_Exercise description_
Return the listing below verbatim. Pictures do not belong in the copy.

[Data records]
- - - - - - -
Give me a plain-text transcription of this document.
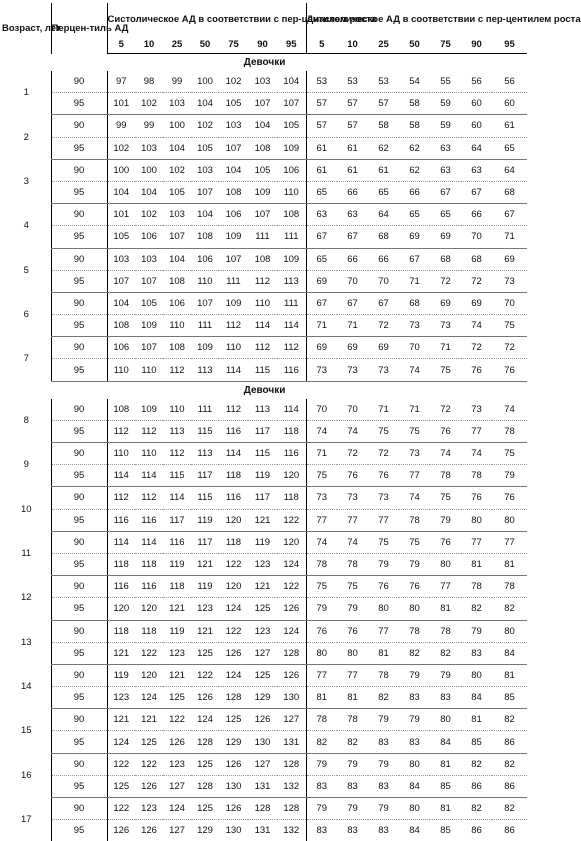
Возраст, лет	Перцен-тиль АД	Систолическое АД в соответствии с пер-центилем роста							Диастолическое АД в соответствии с пер-центилем роста						
		5	10	25	50	75	90	95	5	10	25	50	75	90	95
Девочки															
1	90	97	98	99	100	102	103	104	53	53	53	54	55	56	56
	95	101	102	103	104	105	107	107	57	57	57	58	59	60	60
2	90	99	99	100	102	103	104	105	57	57	58	58	59	60	61
	95	102	103	104	105	107	108	109	61	61	62	62	63	64	65
3	90	100	100	102	103	104	105	106	61	61	61	62	63	63	64
	95	104	104	105	107	108	109	110	65	66	65	66	67	67	68
4	90	101	102	103	104	106	107	108	63	63	64	65	65	66	67
	95	105	106	107	108	109	111	111	67	67	68	69	69	70	71
5	90	103	103	104	106	107	108	109	65	66	66	67	68	68	69
	95	107	107	108	110	111	112	113	69	70	70	71	72	72	73
6	90	104	105	106	107	109	110	111	67	67	67	68	69	69	70
	95	108	109	110	111	112	114	114	71	71	72	73	73	74	75
7	90	106	107	108	109	110	112	112	69	69	69	70	71	72	72
	95	110	110	112	113	114	115	116	73	73	73	74	75	76	76
Девочки															
8	90	108	109	110	111	112	113	114	70	70	71	71	72	73	74
	95	112	112	113	115	116	117	118	74	74	75	75	76	77	78
9	90	110	110	112	113	114	115	116	71	72	72	73	74	74	75
	95	114	114	115	117	118	119	120	75	76	76	77	78	78	79
10	90	112	112	114	115	116	117	118	73	73	73	74	75	76	76
	95	116	116	117	119	120	121	122	77	77	77	78	79	80	80
11	90	114	114	116	117	118	119	120	74	74	75	75	76	77	77
	95	118	118	119	121	122	123	124	78	78	79	79	80	81	81
12	90	116	116	118	119	120	121	122	75	75	76	76	77	78	78
	95	120	120	121	123	124	125	126	79	79	80	80	81	82	82
13	90	118	118	119	121	122	123	124	76	76	77	78	78	79	80
	95	121	122	123	125	126	127	128	80	80	81	82	82	83	84
14	90	119	120	121	122	124	125	126	77	77	78	79	79	80	81
	95	123	124	125	126	128	129	130	81	81	82	83	83	84	85
15	90	121	121	122	124	125	126	127	78	78	79	79	80	81	82
	95	124	125	126	128	129	130	131	82	82	83	83	84	85	86
16	90	122	122	123	125	126	127	128	79	79	79	80	81	82	82
	95	125	126	127	128	130	131	132	83	83	83	84	85	86	86
17	90	122	123	124	125	126	128	128	79	79	79	80	81	82	82
	95	126	126	127	129	130	131	132	83	83	83	84	85	86	86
- - - - - - -
_Task response_
Give me a plain-text transcription of this document.
Возраст, лет	Перцен-тиль АД	Систолическое АД в соответствии с пер-центилем роста							Диастолическое АД в соответствии с пер-центилем роста						
		5	10	25	50	75	90	95	5	10	25	50	75	90	95
Девочки															
1	90	97	98	99	100	102	103	104	53	53	53	54	55	56	56
	95	101	102	103	104	105	107	107	57	57	57	58	59	60	60
2	90	99	99	100	102	103	104	105	57	57	58	58	59	60	61
	95	102	103	104	105	107	108	109	61	61	62	62	63	64	65
3	90	100	100	102	103	104	105	106	61	61	61	62	63	63	64
	95	104	104	105	107	108	109	110	65	66	65	66	67	67	68
4	90	101	102	103	104	106	107	108	63	63	64	65	65	66	67
	95	105	106	107	108	109	111	111	67	67	68	69	69	70	71
5	90	103	103	104	106	107	108	109	65	66	66	67	68	68	69
	95	107	107	108	110	111	112	113	69	70	70	71	72	72	73
6	90	104	105	106	107	109	110	111	67	67	67	68	69	69	70
	95	108	109	110	111	112	114	114	71	71	72	73	73	74	75
7	90	106	107	108	109	110	112	112	69	69	69	70	71	72	72
	95	110	110	112	113	114	115	116	73	73	73	74	75	76	76
Девочки															
8	90	108	109	110	111	112	113	114	70	70	71	71	72	73	74
	95	112	112	113	115	116	117	118	74	74	75	75	76	77	78
9	90	110	110	112	113	114	115	116	71	72	72	73	74	74	75
	95	114	114	115	117	118	119	120	75	76	76	77	78	78	79
10	90	112	112	114	115	116	117	118	73	73	73	74	75	76	76
	95	116	116	117	119	120	121	122	77	77	77	78	79	80	80
11	90	114	114	116	117	118	119	120	74	74	75	75	76	77	77
	95	118	118	119	121	122	123	124	78	78	79	79	80	81	81
12	90	116	116	118	119	120	121	122	75	75	76	76	77	78	78
	95	120	120	121	123	124	125	126	79	79	80	80	81	82	82
13	90	118	118	119	121	122	123	124	76	76	77	78	78	79	80
	95	121	122	123	125	126	127	128	80	80	81	82	82	83	84
14	90	119	120	121	122	124	125	126	77	77	78	79	79	80	81
	95	123	124	125	126	128	129	130	81	81	82	83	83	84	85
15	90	121	121	122	124	125	126	127	78	78	79	79	80	81	82
	95	124	125	126	128	129	130	131	82	82	83	83	84	85	86
16	90	122	122	123	125	126	127	128	79	79	79	80	81	82	82
	95	125	126	127	128	130	131	132	83	83	83	84	85	86	86
17	90	122	123	124	125	126	128	128	79	79	79	80	81	82	82
	95	126	126	127	129	130	131	132	83	83	83	84	85	86	86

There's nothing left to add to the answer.